=== OBJECTIVE 1 ===
Rewrite the records from their first line through the line that contains "row-cert-valid <box>2 581 501 603</box>", replacing "completion-date" with "finish-date" and leaving everything else unchanged.

─── EXTRACT

Have they answered to what this means for their shoes? I can’t imagine that these aren’t riddled with BPA concerns.
I thought the same thing. Thanks for saying it!
I really have to push back on your claim that turning reycled plastic bottles into shoes or articles of clothing isn’t sustainable. This process is known as “downcycling,” and you are right that it is not as environmentally friendly as true recycling, i.e. turning an old plastic bottle into a new plastic bottle, because downcycled products cannot be reused. However, it is important to remember that the vast majority of plastic bottles are not recyced at all. Numbers vary, but all studies I have seen estimate that the percentage of plastic bottles that are actually recycled – that is, used to make new plastic bottles or other similar products – is in the single digits. That’s it. More plastic bottles are downycled, but again it’s a very small percentage. 70 to 80% of plastic bottles end up in landfills.
And that’s not even for lack of people recycling – a lot of recycling companies don’t want to deal with plastic bottles because plastic bottles degrade over time. The idea we have that plastic bottles can be recycled forever is flat out wrong. Usually after being recycled only once, plastic bottles are too degraded to be recycled again, and must either be thrown away or mixed with virgin plastic to be able to be used. So even recycling is not actually a sustainable practice. I would argue that downcycling plastic bottles into items that are well made and can be used for years – as you say these shoes are – is more sustainable than recycling, especially because downcycling plastic bottles uses less energy than producing items using virgin plastic. Plus, as you point out yourself when advocating for second-hand clothing – just because a clothing item is no longer useful for you doesn’t mean that it can’t be useful for someone else.
I commend you for wanting to practice ethical consumption and reduce your carbon footprint. But you still have some learning to do about sustainable practices.
Wear them around the house, not outside.

──────
─── EXERCISE MATERIALS

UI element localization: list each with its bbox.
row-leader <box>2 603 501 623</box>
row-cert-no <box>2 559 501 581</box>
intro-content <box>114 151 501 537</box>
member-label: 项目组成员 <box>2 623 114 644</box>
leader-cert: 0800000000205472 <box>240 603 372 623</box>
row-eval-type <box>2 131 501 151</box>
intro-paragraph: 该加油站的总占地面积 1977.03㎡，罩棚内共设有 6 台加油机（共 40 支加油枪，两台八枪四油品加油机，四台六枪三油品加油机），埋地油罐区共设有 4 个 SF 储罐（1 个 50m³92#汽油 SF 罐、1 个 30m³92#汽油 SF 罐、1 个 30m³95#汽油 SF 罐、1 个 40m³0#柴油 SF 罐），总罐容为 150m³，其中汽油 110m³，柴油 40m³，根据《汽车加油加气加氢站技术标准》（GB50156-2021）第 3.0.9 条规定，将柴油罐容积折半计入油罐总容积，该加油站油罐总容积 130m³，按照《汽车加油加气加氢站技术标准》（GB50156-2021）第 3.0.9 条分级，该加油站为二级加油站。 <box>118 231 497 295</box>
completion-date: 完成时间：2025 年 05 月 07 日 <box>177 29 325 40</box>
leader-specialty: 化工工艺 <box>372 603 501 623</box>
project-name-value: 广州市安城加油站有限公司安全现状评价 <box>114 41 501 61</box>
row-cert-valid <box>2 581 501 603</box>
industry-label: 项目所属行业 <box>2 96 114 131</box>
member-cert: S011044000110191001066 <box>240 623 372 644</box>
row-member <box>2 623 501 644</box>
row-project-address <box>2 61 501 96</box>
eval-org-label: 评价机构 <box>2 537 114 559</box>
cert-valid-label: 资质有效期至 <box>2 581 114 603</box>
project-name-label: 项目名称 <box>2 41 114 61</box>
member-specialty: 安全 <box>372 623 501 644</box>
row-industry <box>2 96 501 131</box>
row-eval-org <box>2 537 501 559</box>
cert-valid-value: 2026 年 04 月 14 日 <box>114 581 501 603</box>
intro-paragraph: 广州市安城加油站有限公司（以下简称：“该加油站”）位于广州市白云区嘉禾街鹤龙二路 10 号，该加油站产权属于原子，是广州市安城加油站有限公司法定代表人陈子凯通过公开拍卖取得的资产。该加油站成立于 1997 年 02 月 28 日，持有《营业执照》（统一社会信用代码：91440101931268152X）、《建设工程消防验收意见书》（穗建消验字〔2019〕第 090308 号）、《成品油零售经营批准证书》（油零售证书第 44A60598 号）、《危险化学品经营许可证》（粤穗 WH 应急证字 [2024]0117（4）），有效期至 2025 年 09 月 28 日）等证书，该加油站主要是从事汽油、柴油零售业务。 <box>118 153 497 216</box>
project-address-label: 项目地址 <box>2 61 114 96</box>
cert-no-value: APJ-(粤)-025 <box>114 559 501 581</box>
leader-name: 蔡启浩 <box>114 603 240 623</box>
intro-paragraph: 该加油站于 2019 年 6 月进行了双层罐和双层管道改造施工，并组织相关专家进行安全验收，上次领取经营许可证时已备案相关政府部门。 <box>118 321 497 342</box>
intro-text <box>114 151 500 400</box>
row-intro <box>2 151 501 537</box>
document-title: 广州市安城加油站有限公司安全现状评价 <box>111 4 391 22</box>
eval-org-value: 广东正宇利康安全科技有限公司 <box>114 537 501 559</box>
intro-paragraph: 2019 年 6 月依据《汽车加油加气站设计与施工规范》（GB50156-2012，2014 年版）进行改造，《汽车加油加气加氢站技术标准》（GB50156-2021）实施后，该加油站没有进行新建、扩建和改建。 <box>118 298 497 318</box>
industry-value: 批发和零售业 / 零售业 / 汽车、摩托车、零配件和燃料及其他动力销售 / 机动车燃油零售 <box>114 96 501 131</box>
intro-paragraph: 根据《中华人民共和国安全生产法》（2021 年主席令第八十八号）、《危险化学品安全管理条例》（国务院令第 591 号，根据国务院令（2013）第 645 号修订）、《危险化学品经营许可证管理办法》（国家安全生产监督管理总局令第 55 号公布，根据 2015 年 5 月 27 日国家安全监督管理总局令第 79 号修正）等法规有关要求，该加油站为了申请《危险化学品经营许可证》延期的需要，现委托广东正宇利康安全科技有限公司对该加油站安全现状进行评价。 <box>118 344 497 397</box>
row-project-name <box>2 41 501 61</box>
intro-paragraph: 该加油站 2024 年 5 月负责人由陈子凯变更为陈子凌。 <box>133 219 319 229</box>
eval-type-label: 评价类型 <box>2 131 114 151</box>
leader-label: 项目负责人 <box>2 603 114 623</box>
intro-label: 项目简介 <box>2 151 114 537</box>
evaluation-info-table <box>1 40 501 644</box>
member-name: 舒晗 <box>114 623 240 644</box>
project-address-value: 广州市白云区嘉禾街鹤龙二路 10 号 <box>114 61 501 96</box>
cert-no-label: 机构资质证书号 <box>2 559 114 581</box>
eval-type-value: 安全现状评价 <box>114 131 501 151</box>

──────

=== OBJECTIVE 2 ===
Based on the comments about shoes made from recycled plastic bottles, is each statement true? Answer yes or no and quote the words that decide it. (a) Most plastic bottles end up in landfills. (b) Plastic bottles can be recycled again and again without limit. (c) Downcycling plastic bottles takes more energy than making items from virgin plastic.

=== COMPLETE RESPONSE 1 ===
UI element localization: list each with its bbox.
row-leader <box>2 603 501 623</box>
row-cert-no <box>2 559 501 581</box>
intro-content <box>114 151 501 537</box>
member-label: 项目组成员 <box>2 623 114 644</box>
leader-cert: 0800000000205472 <box>240 603 372 623</box>
row-eval-type <box>2 131 501 151</box>
intro-paragraph: 该加油站的总占地面积 1977.03㎡，罩棚内共设有 6 台加油机（共 40 支加油枪，两台八枪四油品加油机，四台六枪三油品加油机），埋地油罐区共设有 4 个 SF 储罐（1 个 50m³92#汽油 SF 罐、1 个 30m³92#汽油 SF 罐、1 个 30m³95#汽油 SF 罐、1 个 40m³0#柴油 SF 罐），总罐容为 150m³，其中汽油 110m³，柴油 40m³，根据《汽车加油加气加氢站技术标准》（GB50156-2021）第 3.0.9 条规定，将柴油罐容积折半计入油罐总容积，该加油站油罐总容积 130m³，按照《汽车加油加气加氢站技术标准》（GB50156-2021）第 3.0.9 条分级，该加油站为二级加油站。 <box>118 231 497 295</box>
finish-date: 完成时间：2025 年 05 月 07 日 <box>177 29 325 40</box>
leader-specialty: 化工工艺 <box>372 603 501 623</box>
project-name-value: 广州市安城加油站有限公司安全现状评价 <box>114 41 501 61</box>
row-cert-valid <box>2 581 501 603</box>

=== COMPLETE RESPONSE 2 ===
(a) Yes: "70 to 80% of plastic bottles end up in landfills."
(b) No: "The idea we have that plastic bottles can be recycled forever is flat out wrong."
(c) No: "downcycling plastic bottles uses less energy than producing items using virgin plastic."